>>
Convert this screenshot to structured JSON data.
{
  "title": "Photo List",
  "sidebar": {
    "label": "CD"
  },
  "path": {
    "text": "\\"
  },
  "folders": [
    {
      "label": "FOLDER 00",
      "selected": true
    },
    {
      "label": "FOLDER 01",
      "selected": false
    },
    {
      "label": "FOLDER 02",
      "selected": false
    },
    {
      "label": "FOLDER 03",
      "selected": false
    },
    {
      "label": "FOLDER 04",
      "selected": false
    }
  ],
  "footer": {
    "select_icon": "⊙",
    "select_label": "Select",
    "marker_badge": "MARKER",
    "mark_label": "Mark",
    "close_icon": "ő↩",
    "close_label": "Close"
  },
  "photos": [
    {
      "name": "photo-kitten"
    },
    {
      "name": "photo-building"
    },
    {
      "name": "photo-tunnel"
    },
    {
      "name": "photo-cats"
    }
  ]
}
<<
Copy all the records above precisely.

Convert this screenshot to structured JSON data.
{
  "title": "Photo List",
  "sidebar": {
    "label": "CD"
  },
  "path": {
    "text": "\\"
  },
  "folders": [
    {
      "label": "FOLDER 00",
      "selected": true
    },
    {
      "label": "FOLDER 01",
      "selected": false
    },
    {
      "label": "FOLDER 02",
      "selected": false
    },
    {
      "label": "FOLDER 03",
      "selected": false
    },
    {
      "label": "FOLDER 04",
      "selected": false
    }
  ],
  "footer": {
    "select_icon": "⊙",
    "select_label": "Select",
    "marker_badge": "MARKER",
    "mark_label": "Mark",
    "close_icon": "ő↩",
    "close_label": "Close"
  },
  "photos": [
    {
      "name": "photo-kitten"
    },
    {
      "name": "photo-building"
    },
    {
      "name": "photo-tunnel"
    },
    {
      "name": "photo-cats"
    }
  ]
}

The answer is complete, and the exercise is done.